## WORK REQUIRED
Tally the lines that include "durata". Output the number only.

## INPUT FOR THIS TASK
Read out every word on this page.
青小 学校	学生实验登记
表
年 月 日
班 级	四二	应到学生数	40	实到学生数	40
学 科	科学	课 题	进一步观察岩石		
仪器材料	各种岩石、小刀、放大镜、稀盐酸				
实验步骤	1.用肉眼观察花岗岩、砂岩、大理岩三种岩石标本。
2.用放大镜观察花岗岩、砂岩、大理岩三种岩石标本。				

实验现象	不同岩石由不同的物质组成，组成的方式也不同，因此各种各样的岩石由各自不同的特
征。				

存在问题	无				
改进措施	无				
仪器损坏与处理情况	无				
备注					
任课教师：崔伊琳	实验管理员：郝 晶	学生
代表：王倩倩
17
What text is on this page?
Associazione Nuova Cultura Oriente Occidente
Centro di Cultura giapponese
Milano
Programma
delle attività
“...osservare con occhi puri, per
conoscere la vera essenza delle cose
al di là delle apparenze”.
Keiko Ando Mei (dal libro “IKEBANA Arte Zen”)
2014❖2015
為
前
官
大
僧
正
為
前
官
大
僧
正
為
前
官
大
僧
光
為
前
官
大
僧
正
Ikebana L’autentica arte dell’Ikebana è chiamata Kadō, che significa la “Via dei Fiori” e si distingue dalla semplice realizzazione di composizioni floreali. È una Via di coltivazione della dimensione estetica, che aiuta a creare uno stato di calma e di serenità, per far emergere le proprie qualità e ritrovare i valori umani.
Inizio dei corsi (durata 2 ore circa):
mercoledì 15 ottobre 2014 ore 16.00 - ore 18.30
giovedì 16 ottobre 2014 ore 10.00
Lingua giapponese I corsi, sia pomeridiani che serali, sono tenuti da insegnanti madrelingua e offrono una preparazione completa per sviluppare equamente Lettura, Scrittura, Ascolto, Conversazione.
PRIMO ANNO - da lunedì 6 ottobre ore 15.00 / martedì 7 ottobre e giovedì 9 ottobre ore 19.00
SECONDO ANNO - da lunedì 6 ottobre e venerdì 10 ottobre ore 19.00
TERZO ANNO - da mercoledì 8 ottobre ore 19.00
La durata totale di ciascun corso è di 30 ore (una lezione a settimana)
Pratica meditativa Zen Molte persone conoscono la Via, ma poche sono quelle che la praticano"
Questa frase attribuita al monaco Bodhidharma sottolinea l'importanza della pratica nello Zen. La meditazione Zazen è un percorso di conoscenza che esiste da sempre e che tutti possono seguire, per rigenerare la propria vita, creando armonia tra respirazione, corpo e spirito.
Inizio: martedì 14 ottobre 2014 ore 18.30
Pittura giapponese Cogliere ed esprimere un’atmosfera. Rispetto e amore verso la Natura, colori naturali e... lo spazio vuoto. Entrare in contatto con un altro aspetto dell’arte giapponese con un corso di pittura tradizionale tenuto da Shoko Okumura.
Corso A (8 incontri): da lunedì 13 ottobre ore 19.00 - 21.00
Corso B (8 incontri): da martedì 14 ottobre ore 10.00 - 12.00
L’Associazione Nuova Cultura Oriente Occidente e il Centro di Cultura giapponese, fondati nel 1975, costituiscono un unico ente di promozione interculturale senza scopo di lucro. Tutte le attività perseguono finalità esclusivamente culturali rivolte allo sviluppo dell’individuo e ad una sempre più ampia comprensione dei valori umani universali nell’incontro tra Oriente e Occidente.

## FINAL ANSWER
2